§ **WHAT IS BEING ASKED**: The word "coupled" marks the lines you need; copy each of them from the data.
· · · · ·
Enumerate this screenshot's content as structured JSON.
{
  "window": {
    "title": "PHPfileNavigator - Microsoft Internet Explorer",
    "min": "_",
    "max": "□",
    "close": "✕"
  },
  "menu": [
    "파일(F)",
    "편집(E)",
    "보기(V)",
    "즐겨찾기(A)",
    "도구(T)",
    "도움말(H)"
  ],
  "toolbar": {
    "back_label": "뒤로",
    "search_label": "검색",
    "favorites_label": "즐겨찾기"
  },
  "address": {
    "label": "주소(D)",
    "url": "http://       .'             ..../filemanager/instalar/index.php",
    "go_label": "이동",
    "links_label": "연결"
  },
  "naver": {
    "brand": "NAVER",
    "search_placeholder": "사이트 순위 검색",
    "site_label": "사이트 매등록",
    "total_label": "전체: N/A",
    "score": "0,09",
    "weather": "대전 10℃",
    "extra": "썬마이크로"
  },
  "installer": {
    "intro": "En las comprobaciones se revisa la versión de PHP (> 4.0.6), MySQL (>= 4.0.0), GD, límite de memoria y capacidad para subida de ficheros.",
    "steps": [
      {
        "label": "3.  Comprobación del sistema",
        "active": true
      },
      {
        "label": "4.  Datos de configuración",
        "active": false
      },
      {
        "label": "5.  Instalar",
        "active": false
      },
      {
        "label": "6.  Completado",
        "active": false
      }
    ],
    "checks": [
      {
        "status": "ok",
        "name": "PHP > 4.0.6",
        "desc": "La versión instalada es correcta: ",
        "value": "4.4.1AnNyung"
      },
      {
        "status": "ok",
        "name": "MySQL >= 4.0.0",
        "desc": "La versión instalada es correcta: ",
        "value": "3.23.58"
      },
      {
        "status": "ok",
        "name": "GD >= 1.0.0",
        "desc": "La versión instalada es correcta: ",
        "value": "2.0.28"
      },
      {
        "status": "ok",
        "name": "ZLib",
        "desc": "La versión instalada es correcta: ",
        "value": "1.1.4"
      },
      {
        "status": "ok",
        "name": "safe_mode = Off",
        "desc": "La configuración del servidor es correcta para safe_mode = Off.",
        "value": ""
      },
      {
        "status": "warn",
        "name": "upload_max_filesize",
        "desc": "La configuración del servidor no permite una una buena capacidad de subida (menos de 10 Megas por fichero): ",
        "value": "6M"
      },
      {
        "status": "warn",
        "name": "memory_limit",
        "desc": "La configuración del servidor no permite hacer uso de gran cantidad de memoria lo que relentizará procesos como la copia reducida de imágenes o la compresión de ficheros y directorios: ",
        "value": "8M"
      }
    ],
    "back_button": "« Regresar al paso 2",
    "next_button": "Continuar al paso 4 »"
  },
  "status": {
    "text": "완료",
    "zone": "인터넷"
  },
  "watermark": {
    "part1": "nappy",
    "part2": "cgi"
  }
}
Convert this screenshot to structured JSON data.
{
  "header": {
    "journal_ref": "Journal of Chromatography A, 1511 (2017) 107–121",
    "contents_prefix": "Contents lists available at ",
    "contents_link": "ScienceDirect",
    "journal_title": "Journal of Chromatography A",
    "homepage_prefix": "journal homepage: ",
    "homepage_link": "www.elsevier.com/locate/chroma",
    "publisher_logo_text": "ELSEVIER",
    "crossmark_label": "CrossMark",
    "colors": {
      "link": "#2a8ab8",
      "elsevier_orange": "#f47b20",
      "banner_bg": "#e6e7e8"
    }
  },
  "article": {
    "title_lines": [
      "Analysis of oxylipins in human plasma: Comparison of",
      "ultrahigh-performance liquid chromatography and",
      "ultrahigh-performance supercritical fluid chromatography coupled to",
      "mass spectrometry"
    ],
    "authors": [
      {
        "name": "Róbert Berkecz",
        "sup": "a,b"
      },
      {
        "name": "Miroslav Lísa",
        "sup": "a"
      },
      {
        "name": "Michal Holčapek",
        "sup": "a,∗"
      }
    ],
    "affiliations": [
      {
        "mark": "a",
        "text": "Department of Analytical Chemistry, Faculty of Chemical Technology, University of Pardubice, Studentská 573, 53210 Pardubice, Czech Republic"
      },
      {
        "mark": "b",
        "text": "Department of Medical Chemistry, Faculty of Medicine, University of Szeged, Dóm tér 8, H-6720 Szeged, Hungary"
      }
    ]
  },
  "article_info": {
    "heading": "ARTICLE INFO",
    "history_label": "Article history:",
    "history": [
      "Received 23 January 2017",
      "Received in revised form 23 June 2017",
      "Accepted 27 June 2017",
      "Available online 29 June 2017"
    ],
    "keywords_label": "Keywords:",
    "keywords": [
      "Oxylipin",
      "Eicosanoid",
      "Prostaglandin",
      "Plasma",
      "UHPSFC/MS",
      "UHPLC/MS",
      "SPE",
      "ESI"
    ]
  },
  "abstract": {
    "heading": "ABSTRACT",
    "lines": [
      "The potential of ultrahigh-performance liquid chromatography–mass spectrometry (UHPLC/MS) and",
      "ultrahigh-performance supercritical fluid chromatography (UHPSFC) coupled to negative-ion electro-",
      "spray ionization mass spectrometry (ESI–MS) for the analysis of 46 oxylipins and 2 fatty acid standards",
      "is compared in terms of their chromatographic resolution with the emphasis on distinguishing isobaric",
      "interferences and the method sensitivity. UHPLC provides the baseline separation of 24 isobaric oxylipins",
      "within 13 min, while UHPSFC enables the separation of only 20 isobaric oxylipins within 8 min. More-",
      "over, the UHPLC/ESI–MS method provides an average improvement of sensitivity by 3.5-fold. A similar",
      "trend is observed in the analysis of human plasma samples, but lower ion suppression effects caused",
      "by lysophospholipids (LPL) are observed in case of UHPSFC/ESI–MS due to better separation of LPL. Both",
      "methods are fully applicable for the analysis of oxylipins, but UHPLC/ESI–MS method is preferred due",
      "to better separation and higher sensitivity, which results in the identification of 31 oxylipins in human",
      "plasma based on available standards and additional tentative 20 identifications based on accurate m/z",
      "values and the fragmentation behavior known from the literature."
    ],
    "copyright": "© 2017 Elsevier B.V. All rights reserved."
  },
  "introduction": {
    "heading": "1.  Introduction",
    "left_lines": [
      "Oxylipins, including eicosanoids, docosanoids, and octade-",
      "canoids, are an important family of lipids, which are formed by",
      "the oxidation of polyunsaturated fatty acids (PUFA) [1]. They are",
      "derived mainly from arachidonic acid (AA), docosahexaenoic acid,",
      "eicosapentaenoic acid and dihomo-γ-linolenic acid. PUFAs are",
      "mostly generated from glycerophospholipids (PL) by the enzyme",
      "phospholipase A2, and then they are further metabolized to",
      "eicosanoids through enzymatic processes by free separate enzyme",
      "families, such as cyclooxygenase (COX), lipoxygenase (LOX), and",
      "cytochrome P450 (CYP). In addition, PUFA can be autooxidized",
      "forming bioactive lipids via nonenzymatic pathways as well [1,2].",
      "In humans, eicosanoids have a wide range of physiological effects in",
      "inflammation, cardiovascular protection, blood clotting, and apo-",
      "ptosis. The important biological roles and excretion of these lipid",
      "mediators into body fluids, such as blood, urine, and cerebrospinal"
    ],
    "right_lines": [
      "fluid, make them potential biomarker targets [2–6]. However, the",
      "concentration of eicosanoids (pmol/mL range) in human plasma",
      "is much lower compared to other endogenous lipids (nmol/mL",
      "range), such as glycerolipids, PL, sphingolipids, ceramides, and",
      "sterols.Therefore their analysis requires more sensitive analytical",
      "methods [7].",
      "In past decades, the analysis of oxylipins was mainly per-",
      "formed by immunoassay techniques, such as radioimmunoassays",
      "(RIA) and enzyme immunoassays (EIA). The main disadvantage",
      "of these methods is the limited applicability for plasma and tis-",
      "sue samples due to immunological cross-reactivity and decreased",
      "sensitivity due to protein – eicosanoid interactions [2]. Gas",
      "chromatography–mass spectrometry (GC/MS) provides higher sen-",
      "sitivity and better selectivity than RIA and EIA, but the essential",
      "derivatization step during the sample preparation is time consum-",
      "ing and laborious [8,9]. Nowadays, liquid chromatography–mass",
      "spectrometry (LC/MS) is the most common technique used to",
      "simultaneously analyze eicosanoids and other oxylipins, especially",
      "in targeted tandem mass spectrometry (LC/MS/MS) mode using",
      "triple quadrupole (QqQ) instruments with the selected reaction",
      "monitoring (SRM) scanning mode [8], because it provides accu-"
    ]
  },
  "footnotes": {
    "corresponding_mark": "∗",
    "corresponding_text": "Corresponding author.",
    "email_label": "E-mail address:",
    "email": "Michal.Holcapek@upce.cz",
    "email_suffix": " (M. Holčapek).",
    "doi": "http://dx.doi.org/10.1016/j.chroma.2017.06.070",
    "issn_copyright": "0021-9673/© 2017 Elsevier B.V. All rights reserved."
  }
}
· · · · ·
§ **THE ANSWER**:
      "ultrahigh-performance supercritical fluid chromatography coupled to",
      "ultrahigh-performance supercritical fluid chromatography (UHPSFC) coupled to negative-ion electro-",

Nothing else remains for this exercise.